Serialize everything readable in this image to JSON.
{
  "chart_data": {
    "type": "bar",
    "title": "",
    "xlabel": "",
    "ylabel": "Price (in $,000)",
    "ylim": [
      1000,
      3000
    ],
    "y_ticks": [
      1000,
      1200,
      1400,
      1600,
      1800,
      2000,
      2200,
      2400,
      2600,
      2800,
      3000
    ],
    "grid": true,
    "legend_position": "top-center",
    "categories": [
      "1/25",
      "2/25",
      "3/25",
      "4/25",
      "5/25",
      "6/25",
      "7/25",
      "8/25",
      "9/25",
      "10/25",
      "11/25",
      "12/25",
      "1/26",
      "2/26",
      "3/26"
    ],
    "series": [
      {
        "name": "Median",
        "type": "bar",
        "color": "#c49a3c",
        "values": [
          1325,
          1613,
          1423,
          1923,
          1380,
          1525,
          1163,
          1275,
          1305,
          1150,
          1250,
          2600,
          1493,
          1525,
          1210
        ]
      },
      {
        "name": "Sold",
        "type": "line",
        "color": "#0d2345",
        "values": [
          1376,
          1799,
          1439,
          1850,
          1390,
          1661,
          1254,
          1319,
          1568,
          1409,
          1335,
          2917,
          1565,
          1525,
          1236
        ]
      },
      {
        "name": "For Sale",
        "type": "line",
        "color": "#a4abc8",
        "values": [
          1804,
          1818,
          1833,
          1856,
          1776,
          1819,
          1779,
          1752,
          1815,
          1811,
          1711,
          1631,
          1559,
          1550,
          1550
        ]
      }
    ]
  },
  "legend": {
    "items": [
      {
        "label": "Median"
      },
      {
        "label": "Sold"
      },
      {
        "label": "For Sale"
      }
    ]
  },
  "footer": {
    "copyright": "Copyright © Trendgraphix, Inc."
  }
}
○ ○ ○
TASK PROMPT: Set down the listing in full, keeping every word exactly as it is.

SOLUTION:
Serialize everything readable in this image to JSON.
{
  "chart_data": {
    "type": "bar",
    "title": "",
    "xlabel": "",
    "ylabel": "Price (in $,000)",
    "ylim": [
      1000,
      3000
    ],
    "y_ticks": [
      1000,
      1200,
      1400,
      1600,
      1800,
      2000,
      2200,
      2400,
      2600,
      2800,
      3000
    ],
    "grid": true,
    "legend_position": "top-center",
    "categories": [
      "1/25",
      "2/25",
      "3/25",
      "4/25",
      "5/25",
      "6/25",
      "7/25",
      "8/25",
      "9/25",
      "10/25",
      "11/25",
      "12/25",
      "1/26",
      "2/26",
      "3/26"
    ],
    "series": [
      {
        "name": "Median",
        "type": "bar",
        "color": "#c49a3c",
        "values": [
          1325,
          1613,
          1423,
          1923,
          1380,
          1525,
          1163,
          1275,
          1305,
          1150,
          1250,
          2600,
          1493,
          1525,
          1210
        ]
      },
      {
        "name": "Sold",
        "type": "line",
        "color": "#0d2345",
        "values": [
          1376,
          1799,
          1439,
          1850,
          1390,
          1661,
          1254,
          1319,
          1568,
          1409,
          1335,
          2917,
          1565,
          1525,
          1236
        ]
      },
      {
        "name": "For Sale",
        "type": "line",
        "color": "#a4abc8",
        "values": [
          1804,
          1818,
          1833,
          1856,
          1776,
          1819,
          1779,
          1752,
          1815,
          1811,
          1711,
          1631,
          1559,
          1550,
          1550
        ]
      }
    ]
  },
  "legend": {
    "items": [
      {
        "label": "Median"
      },
      {
        "label": "Sold"
      },
      {
        "label": "For Sale"
      }
    ]
  },
  "footer": {
    "copyright": "Copyright © Trendgraphix, Inc."
  }
}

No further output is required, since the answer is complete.